[Dataset rows about figures]
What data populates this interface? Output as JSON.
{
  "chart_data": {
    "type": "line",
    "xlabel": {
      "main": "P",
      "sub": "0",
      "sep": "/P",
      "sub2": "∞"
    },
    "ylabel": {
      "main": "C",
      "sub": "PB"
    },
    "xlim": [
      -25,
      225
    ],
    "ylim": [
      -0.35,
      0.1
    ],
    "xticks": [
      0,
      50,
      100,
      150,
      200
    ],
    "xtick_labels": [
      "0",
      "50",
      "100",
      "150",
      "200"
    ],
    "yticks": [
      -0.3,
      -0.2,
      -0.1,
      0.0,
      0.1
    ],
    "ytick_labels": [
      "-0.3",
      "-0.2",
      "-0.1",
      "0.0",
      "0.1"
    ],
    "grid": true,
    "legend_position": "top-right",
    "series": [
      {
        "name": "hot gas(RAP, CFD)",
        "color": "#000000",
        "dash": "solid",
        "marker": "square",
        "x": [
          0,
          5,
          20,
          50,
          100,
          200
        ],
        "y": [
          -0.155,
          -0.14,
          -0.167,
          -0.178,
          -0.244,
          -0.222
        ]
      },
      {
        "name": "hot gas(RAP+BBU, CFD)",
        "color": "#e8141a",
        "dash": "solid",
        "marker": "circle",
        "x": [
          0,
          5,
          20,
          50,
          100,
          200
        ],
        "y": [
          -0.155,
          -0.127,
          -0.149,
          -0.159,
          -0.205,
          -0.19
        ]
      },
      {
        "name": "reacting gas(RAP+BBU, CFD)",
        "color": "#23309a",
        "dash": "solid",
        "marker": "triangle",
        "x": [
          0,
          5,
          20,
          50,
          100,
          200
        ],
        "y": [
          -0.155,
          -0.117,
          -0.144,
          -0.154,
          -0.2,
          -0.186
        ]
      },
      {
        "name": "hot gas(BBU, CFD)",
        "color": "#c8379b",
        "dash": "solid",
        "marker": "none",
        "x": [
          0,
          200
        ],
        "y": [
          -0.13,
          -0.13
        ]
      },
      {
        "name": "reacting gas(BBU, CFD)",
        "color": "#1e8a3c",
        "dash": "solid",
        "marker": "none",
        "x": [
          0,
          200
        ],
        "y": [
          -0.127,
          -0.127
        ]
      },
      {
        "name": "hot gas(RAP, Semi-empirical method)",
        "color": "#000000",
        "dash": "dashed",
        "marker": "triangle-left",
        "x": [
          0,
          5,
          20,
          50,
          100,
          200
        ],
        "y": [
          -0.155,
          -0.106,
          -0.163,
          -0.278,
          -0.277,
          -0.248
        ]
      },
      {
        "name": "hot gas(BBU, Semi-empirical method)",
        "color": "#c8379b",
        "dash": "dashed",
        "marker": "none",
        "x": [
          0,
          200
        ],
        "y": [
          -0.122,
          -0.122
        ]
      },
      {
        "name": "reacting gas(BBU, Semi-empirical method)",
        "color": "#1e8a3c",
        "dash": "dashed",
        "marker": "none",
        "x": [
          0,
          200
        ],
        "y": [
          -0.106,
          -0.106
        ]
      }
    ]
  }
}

WHAT IS BEING ASKED — Each entry is to be returned in full, character for character.

RESULT OF THE TASK —
What data populates this interface? Output as JSON.
{
  "chart_data": {
    "type": "line",
    "xlabel": {
      "main": "P",
      "sub": "0",
      "sep": "/P",
      "sub2": "∞"
    },
    "ylabel": {
      "main": "C",
      "sub": "PB"
    },
    "xlim": [
      -25,
      225
    ],
    "ylim": [
      -0.35,
      0.1
    ],
    "xticks": [
      0,
      50,
      100,
      150,
      200
    ],
    "xtick_labels": [
      "0",
      "50",
      "100",
      "150",
      "200"
    ],
    "yticks": [
      -0.3,
      -0.2,
      -0.1,
      0.0,
      0.1
    ],
    "ytick_labels": [
      "-0.3",
      "-0.2",
      "-0.1",
      "0.0",
      "0.1"
    ],
    "grid": true,
    "legend_position": "top-right",
    "series": [
      {
        "name": "hot gas(RAP, CFD)",
        "color": "#000000",
        "dash": "solid",
        "marker": "square",
        "x": [
          0,
          5,
          20,
          50,
          100,
          200
        ],
        "y": [
          -0.155,
          -0.14,
          -0.167,
          -0.178,
          -0.244,
          -0.222
        ]
      },
      {
        "name": "hot gas(RAP+BBU, CFD)",
        "color": "#e8141a",
        "dash": "solid",
        "marker": "circle",
        "x": [
          0,
          5,
          20,
          50,
          100,
          200
        ],
        "y": [
          -0.155,
          -0.127,
          -0.149,
          -0.159,
          -0.205,
          -0.19
        ]
      },
      {
        "name": "reacting gas(RAP+BBU, CFD)",
        "color": "#23309a",
        "dash": "solid",
        "marker": "triangle",
        "x": [
          0,
          5,
          20,
          50,
          100,
          200
        ],
        "y": [
          -0.155,
          -0.117,
          -0.144,
          -0.154,
          -0.2,
          -0.186
        ]
      },
      {
        "name": "hot gas(BBU, CFD)",
        "color": "#c8379b",
        "dash": "solid",
        "marker": "none",
        "x": [
          0,
          200
        ],
        "y": [
          -0.13,
          -0.13
        ]
      },
      {
        "name": "reacting gas(BBU, CFD)",
        "color": "#1e8a3c",
        "dash": "solid",
        "marker": "none",
        "x": [
          0,
          200
        ],
        "y": [
          -0.127,
          -0.127
        ]
      },
      {
        "name": "hot gas(RAP, Semi-empirical method)",
        "color": "#000000",
        "dash": "dashed",
        "marker": "triangle-left",
        "x": [
          0,
          5,
          20,
          50,
          100,
          200
        ],
        "y": [
          -0.155,
          -0.106,
          -0.163,
          -0.278,
          -0.277,
          -0.248
        ]
      },
      {
        "name": "hot gas(BBU, Semi-empirical method)",
        "color": "#c8379b",
        "dash": "dashed",
        "marker": "none",
        "x": [
          0,
          200
        ],
        "y": [
          -0.122,
          -0.122
        ]
      },
      {
        "name": "reacting gas(BBU, Semi-empirical method)",
        "color": "#1e8a3c",
        "dash": "dashed",
        "marker": "none",
        "x": [
          0,
          200
        ],
        "y": [
          -0.106,
          -0.106
        ]
      }
    ]
  }
}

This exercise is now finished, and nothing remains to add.